┌──

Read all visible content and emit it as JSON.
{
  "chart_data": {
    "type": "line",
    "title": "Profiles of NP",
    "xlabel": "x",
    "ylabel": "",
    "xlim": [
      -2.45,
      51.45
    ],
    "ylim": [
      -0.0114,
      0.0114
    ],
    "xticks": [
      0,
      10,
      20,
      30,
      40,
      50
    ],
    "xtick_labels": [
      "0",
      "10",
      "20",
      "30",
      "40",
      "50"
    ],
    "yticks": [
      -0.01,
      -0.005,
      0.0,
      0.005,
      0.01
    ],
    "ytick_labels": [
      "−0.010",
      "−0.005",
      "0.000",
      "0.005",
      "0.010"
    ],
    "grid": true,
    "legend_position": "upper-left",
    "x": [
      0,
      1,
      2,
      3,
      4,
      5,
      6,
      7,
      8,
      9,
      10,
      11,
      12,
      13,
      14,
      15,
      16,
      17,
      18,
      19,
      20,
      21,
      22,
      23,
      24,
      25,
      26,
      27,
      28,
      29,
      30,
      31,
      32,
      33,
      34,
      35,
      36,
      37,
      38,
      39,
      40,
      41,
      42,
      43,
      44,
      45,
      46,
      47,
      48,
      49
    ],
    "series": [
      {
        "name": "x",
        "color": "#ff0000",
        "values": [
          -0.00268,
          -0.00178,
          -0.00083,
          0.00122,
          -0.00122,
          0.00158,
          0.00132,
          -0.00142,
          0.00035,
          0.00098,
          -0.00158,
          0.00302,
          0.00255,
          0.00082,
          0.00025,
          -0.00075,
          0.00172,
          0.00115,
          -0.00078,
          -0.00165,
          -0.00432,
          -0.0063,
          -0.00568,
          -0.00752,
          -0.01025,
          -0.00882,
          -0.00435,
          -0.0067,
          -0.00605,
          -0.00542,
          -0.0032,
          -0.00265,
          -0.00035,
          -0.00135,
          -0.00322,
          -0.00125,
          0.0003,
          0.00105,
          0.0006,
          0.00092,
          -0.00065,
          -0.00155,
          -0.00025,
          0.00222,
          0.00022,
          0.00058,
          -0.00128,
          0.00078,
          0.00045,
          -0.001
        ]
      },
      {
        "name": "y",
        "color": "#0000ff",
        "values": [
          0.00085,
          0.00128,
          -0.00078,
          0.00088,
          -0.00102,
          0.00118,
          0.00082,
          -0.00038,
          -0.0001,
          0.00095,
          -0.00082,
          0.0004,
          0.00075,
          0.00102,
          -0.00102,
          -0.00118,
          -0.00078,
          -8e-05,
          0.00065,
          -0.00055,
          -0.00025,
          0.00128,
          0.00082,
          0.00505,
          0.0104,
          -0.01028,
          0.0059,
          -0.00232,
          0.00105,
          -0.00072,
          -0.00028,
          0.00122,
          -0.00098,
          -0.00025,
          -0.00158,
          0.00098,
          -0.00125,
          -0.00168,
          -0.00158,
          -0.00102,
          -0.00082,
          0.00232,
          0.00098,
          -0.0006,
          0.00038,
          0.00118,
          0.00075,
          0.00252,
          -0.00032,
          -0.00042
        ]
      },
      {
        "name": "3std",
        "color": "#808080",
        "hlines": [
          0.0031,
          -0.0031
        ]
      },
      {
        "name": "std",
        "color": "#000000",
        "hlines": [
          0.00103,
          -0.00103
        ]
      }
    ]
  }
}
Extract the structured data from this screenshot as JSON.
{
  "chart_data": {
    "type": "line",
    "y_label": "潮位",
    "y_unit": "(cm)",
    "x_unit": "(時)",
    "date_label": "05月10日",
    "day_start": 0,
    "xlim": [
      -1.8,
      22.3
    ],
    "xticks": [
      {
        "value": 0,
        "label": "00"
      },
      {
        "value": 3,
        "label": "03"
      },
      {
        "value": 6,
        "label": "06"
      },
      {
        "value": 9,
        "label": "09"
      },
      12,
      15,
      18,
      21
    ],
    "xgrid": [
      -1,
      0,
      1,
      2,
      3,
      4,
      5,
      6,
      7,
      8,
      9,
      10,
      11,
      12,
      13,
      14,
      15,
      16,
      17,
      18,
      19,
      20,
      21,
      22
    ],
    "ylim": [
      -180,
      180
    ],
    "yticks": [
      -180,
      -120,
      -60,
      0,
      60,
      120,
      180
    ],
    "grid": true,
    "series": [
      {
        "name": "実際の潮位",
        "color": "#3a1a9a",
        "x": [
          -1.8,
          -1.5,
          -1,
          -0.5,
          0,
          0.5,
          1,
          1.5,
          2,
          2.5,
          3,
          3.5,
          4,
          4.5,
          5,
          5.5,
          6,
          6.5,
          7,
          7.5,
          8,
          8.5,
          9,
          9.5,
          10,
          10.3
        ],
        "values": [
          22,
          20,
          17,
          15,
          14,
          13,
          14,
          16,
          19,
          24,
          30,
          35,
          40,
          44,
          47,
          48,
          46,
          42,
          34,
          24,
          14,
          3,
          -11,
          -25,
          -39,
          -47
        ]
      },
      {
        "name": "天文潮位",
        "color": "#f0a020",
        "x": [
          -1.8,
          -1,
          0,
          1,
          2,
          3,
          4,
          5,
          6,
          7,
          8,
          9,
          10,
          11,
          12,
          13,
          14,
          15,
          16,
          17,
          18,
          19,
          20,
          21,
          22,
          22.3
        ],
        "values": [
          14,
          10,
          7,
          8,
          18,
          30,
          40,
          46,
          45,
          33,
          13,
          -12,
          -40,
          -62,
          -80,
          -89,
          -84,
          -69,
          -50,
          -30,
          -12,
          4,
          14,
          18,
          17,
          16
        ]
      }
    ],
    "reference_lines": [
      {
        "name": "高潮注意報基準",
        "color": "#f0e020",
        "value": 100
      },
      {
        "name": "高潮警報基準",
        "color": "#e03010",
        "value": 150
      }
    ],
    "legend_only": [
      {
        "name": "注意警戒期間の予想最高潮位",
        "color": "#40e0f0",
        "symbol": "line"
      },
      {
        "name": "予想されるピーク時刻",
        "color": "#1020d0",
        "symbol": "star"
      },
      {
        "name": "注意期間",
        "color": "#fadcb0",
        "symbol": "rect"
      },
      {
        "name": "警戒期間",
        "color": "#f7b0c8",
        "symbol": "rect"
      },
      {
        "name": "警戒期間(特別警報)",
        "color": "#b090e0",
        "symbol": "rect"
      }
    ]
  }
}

└──

**Stated task:** Pick out each line above that includes "JSON" and show it.

**Output:**
Read all visible content and emit it as JSON.
Extract the structured data from this screenshot as JSON.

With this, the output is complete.